Start QUOTED TEXT
Presentations at a committee of the National Academies of Science currently studying the April 20 explosion at the Macondo well in the Gulf of Mexico, have indicated gaping regulatory and operational loopholes that need to be properly addressed by proper regulations if such accidents must be prevented in the future. However, much more important than such regulations, is the will to enforce them and to make regulatory officers accountable for their assessments (or lack thereof). Unenforced regulations or opaque regulatory processes are as good as no regulations and often breed a culture of graft.
Secondly, for operators, the gains from skimping on due processes are often ephemeral and do not justify the much larger, associated losses of the medium and longer term. The oil major BP, racked up quite a disproportionately (if not notoriously) large number of safety violations; and while a final report of findings on the Macondo well disaster is yet to be issued, there are clear indications that due processes were not employed in some critical operational functions. For example, as reported, certain critical integrity tests were omitted while the design of some crucial systems was woefully flawed; even supervisors aboard the ill-fated rig were reportedly aware one year earlier, of its disabled alarm systems, a situation that could prove crucial in liability considerations. The potential liability of that disaster would certainly be unsavory to BP and investors who saw shares slide by as much as 45% at one point.
End QUOTED TEXT
Start RECORDS
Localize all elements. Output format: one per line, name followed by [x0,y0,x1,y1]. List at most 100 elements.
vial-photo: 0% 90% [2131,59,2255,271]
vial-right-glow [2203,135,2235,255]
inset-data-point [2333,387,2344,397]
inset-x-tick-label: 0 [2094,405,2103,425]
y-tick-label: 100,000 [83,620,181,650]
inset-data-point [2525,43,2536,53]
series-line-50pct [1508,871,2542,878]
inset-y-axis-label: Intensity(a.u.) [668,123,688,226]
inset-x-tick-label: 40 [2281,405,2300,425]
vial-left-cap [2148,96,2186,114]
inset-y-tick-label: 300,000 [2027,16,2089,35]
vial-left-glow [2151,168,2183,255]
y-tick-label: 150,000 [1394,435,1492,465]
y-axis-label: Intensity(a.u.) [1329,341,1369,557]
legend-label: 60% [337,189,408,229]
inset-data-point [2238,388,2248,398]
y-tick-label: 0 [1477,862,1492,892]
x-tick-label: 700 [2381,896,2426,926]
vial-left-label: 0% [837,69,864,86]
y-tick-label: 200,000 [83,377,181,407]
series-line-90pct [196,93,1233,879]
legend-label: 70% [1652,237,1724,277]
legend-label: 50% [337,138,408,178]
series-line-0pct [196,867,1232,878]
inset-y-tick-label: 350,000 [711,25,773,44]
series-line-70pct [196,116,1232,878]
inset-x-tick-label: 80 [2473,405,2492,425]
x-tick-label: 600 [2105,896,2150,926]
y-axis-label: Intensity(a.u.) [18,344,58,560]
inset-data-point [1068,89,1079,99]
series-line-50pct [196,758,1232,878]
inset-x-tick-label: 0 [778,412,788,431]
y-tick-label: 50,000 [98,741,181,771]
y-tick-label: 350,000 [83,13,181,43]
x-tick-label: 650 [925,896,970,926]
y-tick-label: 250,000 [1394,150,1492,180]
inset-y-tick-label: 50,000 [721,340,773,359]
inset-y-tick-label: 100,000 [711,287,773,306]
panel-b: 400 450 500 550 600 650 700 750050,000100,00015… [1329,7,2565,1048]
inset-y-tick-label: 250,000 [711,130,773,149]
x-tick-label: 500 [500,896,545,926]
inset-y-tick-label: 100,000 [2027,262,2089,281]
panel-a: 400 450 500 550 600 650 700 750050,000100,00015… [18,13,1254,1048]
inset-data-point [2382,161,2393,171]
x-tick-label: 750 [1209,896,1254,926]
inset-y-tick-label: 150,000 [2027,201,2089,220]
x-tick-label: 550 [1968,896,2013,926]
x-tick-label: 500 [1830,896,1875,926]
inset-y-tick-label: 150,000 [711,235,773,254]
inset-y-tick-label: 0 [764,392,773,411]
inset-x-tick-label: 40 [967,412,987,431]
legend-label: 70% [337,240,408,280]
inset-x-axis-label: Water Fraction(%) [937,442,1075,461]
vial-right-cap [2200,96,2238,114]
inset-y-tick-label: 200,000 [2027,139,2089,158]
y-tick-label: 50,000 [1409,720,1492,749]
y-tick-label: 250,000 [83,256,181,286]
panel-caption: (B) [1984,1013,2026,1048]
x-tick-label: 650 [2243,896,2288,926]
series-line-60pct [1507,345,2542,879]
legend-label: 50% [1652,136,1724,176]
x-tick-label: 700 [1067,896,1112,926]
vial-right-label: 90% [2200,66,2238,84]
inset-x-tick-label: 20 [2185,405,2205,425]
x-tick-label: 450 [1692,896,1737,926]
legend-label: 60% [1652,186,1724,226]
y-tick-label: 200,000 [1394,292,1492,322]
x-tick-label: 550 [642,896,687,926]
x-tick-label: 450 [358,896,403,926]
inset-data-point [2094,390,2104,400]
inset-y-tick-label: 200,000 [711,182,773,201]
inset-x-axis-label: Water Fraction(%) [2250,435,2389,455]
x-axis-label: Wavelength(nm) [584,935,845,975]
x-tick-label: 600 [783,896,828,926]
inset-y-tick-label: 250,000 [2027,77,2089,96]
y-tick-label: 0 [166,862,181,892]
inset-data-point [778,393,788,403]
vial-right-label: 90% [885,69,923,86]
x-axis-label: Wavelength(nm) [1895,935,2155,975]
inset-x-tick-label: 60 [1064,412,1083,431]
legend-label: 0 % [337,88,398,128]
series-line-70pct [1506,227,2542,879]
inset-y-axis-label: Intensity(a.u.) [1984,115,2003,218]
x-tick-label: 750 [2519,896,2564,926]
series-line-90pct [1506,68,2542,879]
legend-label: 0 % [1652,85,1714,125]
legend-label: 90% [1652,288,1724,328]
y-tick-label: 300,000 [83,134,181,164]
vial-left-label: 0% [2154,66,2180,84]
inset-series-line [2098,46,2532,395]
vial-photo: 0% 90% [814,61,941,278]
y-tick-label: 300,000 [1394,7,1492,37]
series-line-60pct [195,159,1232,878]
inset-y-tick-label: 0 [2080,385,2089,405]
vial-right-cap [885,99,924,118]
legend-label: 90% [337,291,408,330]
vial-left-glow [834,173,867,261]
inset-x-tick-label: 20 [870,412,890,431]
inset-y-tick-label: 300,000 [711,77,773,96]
End RECORDS
▶ [WHAT THIS EXERCISE ASKS]
1. For each statement below, say yes or no depending on whether it agrees with the passage on the Macondo well explosion above, and quote the words of the passage that decide it. (a) A final report of findings on the Macondo well disaster has already been issued. (b) BP shares slid by as much as 45% at one point. (c) Supervisors aboard the rig were reportedly aware of its disabled alarm systems one year earlier.
2. According to the passage on the Macondo well explosion above, on what date did the explosion happen?

▶ [EXERCISE SOLUTIONS]
1.
(a) No: "a final report of findings on the Macondo well disaster is yet to be issued"
(b) Yes: "investors who saw shares slide by as much as 45% at one point"
(c) Yes: "even supervisors aboard the ill-fated rig were reportedly aware one year earlier, of its disabled alarm systems"

2. April 20